## 課題の目的
ミュージカルの感想文のうち、「今回、とても実感させられたのが、「命の意味」という事でしょうか。」から「その重さ、深さが伝わってきます。」までを両端も含めて一字一句違えずに書き写してください。

## 引用文
今回、とても実感させられたのが、「命の意味」という事でしょうか。
「あなたの命は、あなた1人のものじゃないのよ」。
クライマックスで、幽霊であるマコがピコに向かって叫ぶ言葉です。
この台詞が、このミュージカルが観客に伝えたかった一番のメッセージではないかと。
当然すぎて、誰もが生きていく上で忘れかけている事だと思います。
そして、この言葉を、もう「生きていく」事すら許されないマコが叫ぶからこそ、
その重さ、深さが伝わってきます。
そして、このメッセージを伝える役目を担ったのが、
マコを演じた紗乃めぐみ。
今回のベストアクトは、誰が何と言おうとこの人↑です!
非常に素晴らしい舞台でした。
ピコほど出番は多くありませんでしたが、彼女の完成度の高い演技と歌声が、
ともすれば「霊界空港で起こったドタバタ活劇」に終わりかねない
作品の主題を明確にして、そして見事に観客の心へ伝えてくれました。

## データ行
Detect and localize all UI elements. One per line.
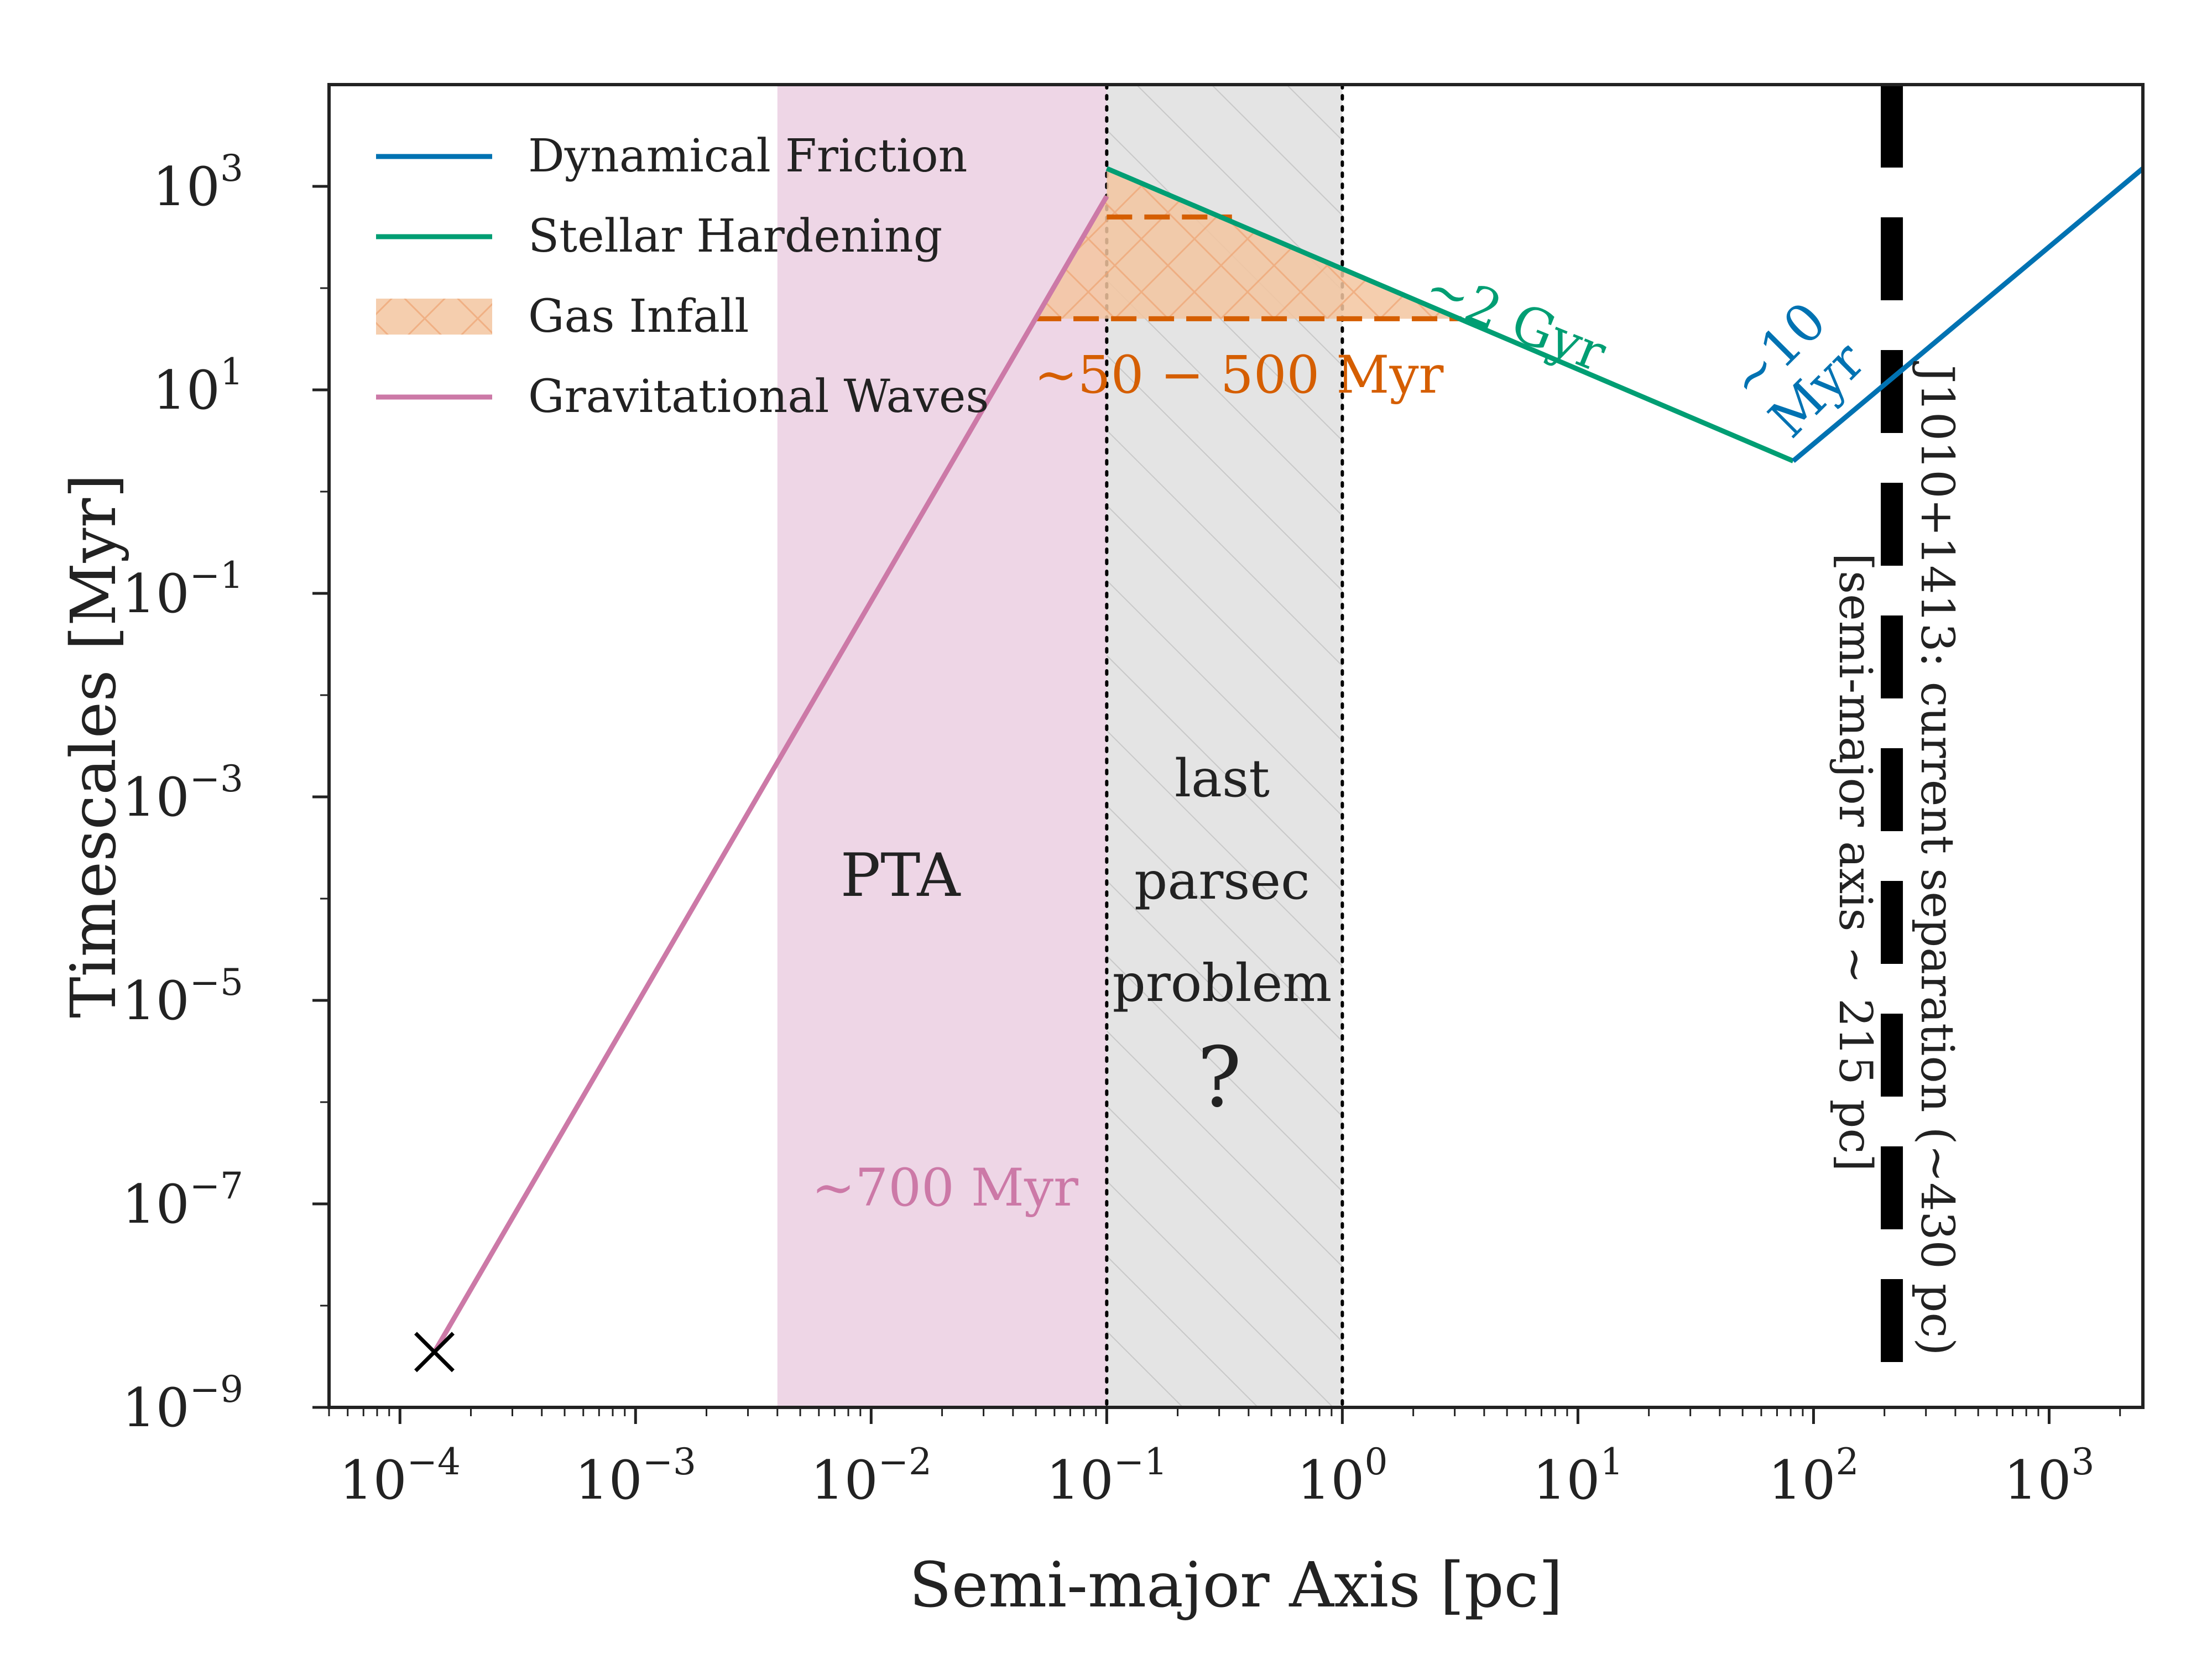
==
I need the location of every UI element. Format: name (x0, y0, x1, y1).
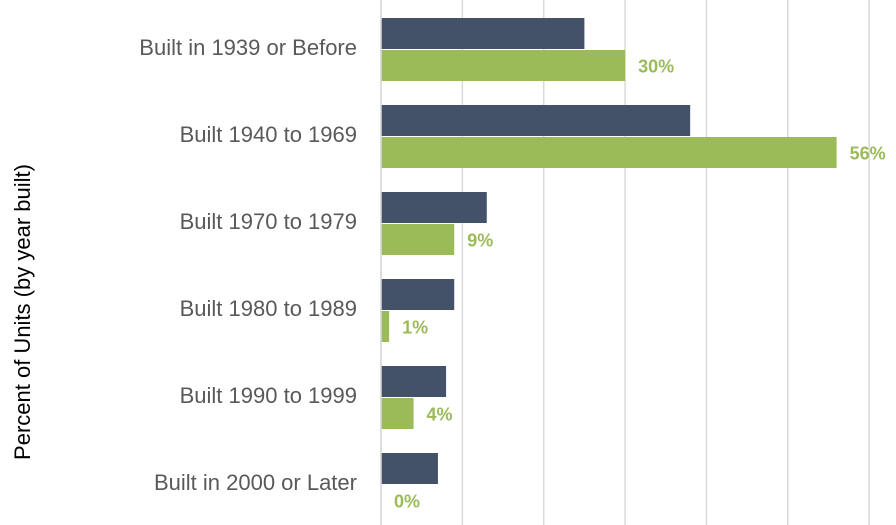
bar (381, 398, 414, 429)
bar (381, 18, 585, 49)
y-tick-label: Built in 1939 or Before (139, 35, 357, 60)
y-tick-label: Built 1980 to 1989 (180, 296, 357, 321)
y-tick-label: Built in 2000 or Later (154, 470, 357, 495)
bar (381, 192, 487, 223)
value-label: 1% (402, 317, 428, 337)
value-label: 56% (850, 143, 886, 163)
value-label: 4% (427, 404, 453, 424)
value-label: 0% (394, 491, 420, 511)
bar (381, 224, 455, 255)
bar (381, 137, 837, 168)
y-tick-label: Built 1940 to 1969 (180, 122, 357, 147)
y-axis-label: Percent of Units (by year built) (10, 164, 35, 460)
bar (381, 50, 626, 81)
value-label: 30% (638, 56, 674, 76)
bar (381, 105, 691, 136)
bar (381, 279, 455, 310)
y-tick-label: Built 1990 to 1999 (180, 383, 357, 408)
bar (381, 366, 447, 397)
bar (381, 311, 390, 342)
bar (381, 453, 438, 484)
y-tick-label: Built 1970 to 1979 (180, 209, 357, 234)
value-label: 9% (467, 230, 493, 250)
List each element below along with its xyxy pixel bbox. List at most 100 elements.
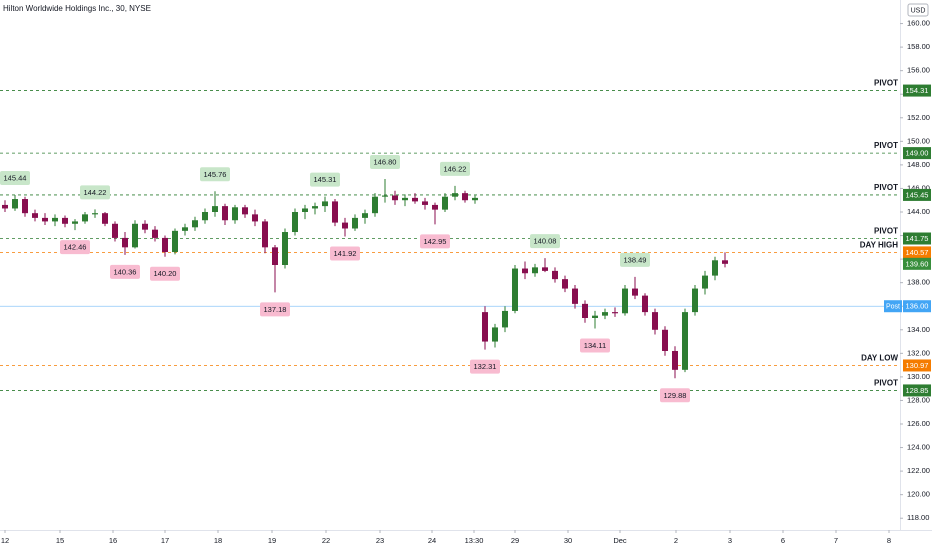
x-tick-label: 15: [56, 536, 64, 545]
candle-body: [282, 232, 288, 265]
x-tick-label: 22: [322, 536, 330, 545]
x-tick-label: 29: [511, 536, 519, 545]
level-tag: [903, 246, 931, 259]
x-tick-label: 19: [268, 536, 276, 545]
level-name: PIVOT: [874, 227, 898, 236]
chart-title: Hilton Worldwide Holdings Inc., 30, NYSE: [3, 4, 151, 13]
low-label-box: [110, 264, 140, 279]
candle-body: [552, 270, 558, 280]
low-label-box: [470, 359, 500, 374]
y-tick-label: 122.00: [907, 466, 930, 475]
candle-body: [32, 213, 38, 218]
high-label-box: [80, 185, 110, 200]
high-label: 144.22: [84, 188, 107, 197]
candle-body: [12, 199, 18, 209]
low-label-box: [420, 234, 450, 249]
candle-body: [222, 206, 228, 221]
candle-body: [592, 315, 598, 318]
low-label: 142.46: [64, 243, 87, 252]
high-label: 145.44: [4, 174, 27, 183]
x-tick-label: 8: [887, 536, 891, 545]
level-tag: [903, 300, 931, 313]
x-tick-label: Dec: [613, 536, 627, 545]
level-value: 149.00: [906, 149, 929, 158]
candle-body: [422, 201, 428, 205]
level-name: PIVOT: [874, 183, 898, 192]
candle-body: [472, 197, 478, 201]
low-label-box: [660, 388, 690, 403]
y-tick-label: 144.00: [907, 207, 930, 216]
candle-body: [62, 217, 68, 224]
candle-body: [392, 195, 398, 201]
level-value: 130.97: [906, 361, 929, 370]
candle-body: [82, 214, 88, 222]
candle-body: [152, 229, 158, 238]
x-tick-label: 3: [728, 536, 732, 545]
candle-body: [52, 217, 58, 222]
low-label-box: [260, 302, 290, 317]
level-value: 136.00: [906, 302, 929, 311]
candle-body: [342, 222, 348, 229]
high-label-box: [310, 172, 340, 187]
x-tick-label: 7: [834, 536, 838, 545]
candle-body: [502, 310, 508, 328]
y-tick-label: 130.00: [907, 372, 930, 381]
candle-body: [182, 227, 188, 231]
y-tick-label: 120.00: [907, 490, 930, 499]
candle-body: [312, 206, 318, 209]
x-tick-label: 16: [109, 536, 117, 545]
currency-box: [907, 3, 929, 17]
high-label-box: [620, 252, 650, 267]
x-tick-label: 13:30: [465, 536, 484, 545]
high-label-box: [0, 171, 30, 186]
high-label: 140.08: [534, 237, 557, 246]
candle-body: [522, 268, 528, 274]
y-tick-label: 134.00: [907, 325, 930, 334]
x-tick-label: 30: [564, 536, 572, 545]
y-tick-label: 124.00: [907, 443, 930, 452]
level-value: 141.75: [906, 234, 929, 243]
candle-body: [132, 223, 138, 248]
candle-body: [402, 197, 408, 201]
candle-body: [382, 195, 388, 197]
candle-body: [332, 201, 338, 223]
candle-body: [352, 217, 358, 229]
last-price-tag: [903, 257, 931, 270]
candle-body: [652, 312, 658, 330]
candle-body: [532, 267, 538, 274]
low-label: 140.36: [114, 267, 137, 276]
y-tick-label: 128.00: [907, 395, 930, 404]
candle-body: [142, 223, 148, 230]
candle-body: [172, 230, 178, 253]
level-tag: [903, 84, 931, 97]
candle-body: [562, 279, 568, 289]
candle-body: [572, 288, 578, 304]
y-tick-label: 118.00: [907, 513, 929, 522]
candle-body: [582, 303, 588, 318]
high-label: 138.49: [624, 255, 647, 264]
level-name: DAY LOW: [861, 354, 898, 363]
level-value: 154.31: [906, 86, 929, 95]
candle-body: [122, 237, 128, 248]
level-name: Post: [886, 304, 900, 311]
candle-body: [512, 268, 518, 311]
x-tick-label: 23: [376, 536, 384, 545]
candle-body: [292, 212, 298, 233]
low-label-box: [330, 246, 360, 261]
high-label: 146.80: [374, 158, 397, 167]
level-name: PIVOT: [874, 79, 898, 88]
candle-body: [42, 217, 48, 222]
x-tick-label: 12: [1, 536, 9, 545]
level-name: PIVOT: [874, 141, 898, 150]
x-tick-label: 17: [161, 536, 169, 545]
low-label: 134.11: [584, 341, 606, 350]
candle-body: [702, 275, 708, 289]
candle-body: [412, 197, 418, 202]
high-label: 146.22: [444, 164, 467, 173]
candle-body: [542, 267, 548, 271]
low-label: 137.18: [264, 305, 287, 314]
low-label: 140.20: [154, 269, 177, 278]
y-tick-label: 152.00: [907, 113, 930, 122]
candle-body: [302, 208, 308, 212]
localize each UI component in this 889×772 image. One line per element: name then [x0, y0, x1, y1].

## 課題の解答
今回、とても実感させられたのが、「命の意味」という事でしょうか。
「あなたの命は、あなた1人のものじゃないのよ」。
クライマックスで、幽霊であるマコがピコに向かって叫ぶ言葉です。
この台詞が、このミュージカルが観客に伝えたかった一番のメッセージではないかと。
当然すぎて、誰もが生きていく上で忘れかけている事だと思います。
そして、この言葉を、もう「生きていく」事すら許されないマコが叫ぶからこそ、
その重さ、深さが伝わってきます。